Excerpt:
By Stephen Adeleye.
The Federal Medical Centre (FMC) Lokoja, on Monday sensitised the general public on discovery, prevention and management of diabetes as part of activities to celebrate the ”2022 World Diabetes Day”.
The News Agency of Nigeria (NAN) reports that Medical Consultants at the hospitals sensitised the staff, patients and the general public on various topics under this year’s theme: ”Diabetes Education To Protect Tomorrow”.
The Medical Director of the hospital, Dr. Olatunde Alabi, said the essence of the sensitization was for participants to protect their tomorrow as far their health was concerned on diabetes.
He maintained that dabetes could be well managed if detected early, and such patient would live a normal life, stressing that ”diabetes is not a death sentence”.
Dr. Adewole Adesanya, the Coordinator, Diabetes Association of Nigeria, Kogi chapter, said the day was to create awareness on diabetic conditions as education was key to reducing it.
Adesanya, who is a Consultant Physician and Endocrinologist, said, ”more than 500 million people worldwide are living with diabetes, and in about 20 years time it would have been increased to 700 million”.
He added that one in nine people would have diabetes by 2030 according to the International Diabetic Federation (IDF).
The doctor said the care of diabetes was very expensive, stressing the need for government to subsidise it.
Adesanya appealed to government at all levels to ensure that their citizens have access to the necessary drugs and care for the treatment of diabetes.
The consultant urged the people to engage in moderate-intensity aerobic activities; anything that gets the heart beating faster courts for at least 150 minutes a week.

Dataset records:
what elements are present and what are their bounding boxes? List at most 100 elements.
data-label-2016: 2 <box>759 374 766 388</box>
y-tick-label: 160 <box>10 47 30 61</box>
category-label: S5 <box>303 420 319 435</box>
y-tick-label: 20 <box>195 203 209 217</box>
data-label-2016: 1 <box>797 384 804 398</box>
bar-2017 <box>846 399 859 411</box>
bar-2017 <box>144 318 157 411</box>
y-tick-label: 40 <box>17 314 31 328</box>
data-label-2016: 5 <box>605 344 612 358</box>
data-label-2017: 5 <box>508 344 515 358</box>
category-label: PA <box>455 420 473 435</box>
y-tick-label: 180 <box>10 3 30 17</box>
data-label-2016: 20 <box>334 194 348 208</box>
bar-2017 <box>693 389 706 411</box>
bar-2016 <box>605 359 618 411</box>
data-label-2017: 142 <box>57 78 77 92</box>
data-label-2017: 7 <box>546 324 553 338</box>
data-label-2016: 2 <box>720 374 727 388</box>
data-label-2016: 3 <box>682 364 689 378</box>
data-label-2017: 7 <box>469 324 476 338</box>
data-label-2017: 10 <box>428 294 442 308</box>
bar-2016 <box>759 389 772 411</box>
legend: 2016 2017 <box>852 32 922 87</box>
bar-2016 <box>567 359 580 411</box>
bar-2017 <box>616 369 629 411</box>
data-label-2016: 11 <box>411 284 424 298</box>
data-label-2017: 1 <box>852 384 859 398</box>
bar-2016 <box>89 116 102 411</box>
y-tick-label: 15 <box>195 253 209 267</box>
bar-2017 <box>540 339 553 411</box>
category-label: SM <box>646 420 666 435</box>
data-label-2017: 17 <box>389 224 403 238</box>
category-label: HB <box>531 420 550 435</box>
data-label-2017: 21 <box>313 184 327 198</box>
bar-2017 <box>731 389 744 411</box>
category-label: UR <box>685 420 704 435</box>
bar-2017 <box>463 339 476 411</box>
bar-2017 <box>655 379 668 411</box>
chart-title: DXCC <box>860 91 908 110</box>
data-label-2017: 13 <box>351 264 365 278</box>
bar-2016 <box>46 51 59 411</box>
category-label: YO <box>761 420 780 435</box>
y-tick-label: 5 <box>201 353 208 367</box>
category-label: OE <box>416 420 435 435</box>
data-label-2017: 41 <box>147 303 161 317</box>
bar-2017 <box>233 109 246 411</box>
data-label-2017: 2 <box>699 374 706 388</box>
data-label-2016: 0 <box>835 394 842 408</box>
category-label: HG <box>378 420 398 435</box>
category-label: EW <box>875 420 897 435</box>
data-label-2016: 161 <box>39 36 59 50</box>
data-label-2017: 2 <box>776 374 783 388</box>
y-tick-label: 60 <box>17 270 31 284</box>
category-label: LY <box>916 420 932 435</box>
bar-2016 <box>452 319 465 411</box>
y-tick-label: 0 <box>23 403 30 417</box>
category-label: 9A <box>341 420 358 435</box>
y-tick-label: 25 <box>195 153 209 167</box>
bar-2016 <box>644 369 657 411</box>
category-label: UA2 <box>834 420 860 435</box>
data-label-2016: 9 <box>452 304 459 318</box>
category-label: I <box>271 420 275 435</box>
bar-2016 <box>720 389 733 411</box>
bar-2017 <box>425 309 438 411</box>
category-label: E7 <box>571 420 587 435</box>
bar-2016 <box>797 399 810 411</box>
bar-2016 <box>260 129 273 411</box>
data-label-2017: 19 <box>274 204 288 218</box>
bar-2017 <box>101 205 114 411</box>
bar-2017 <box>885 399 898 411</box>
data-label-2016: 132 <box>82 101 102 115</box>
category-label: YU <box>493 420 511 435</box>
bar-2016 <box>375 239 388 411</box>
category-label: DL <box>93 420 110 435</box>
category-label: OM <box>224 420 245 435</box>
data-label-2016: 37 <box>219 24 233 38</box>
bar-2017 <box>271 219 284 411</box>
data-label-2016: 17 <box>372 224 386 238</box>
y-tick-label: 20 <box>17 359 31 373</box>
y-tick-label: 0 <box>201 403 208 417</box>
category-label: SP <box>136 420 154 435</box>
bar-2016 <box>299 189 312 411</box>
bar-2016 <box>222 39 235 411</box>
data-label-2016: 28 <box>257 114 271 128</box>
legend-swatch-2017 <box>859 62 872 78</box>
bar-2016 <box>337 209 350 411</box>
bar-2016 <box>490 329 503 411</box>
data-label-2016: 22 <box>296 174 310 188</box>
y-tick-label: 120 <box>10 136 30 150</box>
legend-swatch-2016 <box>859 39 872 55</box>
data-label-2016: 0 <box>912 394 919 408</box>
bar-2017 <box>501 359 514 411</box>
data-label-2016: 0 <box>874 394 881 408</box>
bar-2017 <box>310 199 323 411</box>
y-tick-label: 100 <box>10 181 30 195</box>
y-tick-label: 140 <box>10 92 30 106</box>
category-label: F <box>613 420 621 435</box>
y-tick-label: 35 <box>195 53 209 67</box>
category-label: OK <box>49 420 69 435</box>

Apply what you read:
1. List every organization named in the diabetes article.
2. Retype the passage of the diabetes article starting at "Adesanya appealed to" and ending at "minutes a week.".
3. According to the diabetes article, what was the theme of the 2022 World Diabetes Day?

Outputs in order:
1.
Federal Medical Centre (FMC) Lokoja
News Agency of Nigeria (NAN)
Diabetes Association of Nigeria, Kogi chapter
International Diabetic Federation (IDF)

2.
Adesanya appealed to government at all levels to ensure that their citizens have access to the necessary drugs and care for the treatment of diabetes.
The consultant urged the people to engage in moderate-intensity aerobic activities; anything that gets the heart beating faster courts for at least 150 minutes a week.

3. The theme was "Diabetes Education To Protect Tomorrow."